# Material shown start

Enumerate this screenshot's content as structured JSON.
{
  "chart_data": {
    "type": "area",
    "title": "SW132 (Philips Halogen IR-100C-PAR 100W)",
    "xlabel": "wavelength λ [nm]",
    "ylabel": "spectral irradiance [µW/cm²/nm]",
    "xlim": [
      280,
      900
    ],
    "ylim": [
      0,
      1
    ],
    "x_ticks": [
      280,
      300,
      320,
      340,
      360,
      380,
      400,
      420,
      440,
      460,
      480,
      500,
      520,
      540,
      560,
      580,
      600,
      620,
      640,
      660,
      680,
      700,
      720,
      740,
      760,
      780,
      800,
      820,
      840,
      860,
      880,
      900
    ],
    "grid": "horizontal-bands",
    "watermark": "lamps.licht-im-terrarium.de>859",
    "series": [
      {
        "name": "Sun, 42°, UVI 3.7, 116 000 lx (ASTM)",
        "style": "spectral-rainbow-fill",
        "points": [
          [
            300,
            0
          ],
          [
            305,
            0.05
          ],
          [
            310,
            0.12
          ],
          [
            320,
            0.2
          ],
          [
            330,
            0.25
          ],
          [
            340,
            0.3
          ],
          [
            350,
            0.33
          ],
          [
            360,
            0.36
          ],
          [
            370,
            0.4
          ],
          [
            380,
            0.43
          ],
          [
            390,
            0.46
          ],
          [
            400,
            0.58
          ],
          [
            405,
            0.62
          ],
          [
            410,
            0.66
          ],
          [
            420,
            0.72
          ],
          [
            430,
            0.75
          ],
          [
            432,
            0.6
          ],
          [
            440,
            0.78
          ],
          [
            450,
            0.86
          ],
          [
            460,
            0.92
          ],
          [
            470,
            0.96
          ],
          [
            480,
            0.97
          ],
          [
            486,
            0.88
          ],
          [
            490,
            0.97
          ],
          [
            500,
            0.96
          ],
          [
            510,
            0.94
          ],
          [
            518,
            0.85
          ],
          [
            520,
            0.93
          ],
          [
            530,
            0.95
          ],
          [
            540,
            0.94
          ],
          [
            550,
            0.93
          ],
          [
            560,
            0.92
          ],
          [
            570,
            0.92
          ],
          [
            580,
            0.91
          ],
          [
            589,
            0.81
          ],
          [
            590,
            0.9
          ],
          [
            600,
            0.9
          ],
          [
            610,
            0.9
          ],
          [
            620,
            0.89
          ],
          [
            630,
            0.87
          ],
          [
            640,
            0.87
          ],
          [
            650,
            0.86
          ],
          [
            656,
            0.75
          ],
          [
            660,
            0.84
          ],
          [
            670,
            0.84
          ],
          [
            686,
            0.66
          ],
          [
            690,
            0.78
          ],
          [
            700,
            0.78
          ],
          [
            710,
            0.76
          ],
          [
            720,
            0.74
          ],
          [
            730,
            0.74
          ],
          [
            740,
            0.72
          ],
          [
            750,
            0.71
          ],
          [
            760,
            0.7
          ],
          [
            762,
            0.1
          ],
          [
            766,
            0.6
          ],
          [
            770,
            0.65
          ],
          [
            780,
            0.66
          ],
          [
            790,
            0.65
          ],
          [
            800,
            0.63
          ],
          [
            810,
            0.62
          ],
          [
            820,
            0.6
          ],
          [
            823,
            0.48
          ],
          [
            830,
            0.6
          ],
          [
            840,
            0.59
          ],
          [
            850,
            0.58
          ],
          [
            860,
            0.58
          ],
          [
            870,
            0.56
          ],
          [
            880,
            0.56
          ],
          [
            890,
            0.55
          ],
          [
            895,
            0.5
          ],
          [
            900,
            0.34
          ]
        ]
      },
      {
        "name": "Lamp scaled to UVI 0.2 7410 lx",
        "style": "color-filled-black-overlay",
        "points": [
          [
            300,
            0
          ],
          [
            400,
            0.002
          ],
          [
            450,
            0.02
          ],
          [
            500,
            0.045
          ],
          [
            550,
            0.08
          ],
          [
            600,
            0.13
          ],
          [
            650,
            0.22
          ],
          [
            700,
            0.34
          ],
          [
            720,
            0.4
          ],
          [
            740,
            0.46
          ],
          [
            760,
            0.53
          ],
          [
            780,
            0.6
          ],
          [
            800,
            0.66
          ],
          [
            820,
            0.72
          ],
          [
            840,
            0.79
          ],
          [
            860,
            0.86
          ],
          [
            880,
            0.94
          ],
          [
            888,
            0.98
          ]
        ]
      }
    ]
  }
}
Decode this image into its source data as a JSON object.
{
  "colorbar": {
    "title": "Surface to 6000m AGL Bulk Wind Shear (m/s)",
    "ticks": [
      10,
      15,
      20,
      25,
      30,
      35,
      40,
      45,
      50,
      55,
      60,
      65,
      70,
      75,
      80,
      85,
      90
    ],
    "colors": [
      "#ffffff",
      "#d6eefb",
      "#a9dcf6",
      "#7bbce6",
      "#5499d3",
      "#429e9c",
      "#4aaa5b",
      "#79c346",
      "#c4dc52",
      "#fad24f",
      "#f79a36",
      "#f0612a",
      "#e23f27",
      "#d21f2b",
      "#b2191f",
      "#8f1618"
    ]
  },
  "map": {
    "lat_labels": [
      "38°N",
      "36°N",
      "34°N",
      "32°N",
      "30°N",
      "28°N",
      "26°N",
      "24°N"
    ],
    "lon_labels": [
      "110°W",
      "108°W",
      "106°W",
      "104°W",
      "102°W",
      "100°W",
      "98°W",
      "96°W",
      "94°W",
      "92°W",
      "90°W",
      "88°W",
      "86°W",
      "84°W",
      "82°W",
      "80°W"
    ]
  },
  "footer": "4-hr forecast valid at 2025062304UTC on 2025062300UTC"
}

# Material shown end

Return the line that contains "Decode this image" and all lines after it, verbatim, and nothing else.

| Exercise answer |
Decode this image into its source data as a JSON object.
{
  "colorbar": {
    "title": "Surface to 6000m AGL Bulk Wind Shear (m/s)",
    "ticks": [
      10,
      15,
      20,
      25,
      30,
      35,
      40,
      45,
      50,
      55,
      60,
      65,
      70,
      75,
      80,
      85,
      90
    ],
    "colors": [
      "#ffffff",
      "#d6eefb",
      "#a9dcf6",
      "#7bbce6",
      "#5499d3",
      "#429e9c",
      "#4aaa5b",
      "#79c346",
      "#c4dc52",
      "#fad24f",
      "#f79a36",
      "#f0612a",
      "#e23f27",
      "#d21f2b",
      "#b2191f",
      "#8f1618"
    ]
  },
  "map": {
    "lat_labels": [
      "38°N",
      "36°N",
      "34°N",
      "32°N",
      "30°N",
      "28°N",
      "26°N",
      "24°N"
    ],
    "lon_labels": [
      "110°W",
      "108°W",
      "106°W",
      "104°W",
      "102°W",
      "100°W",
      "98°W",
      "96°W",
      "94°W",
      "92°W",
      "90°W",
      "88°W",
      "86°W",
      "84°W",
      "82°W",
      "80°W"
    ]
  },
  "footer": "4-hr forecast valid at 2025062304UTC on 2025062300UTC"
}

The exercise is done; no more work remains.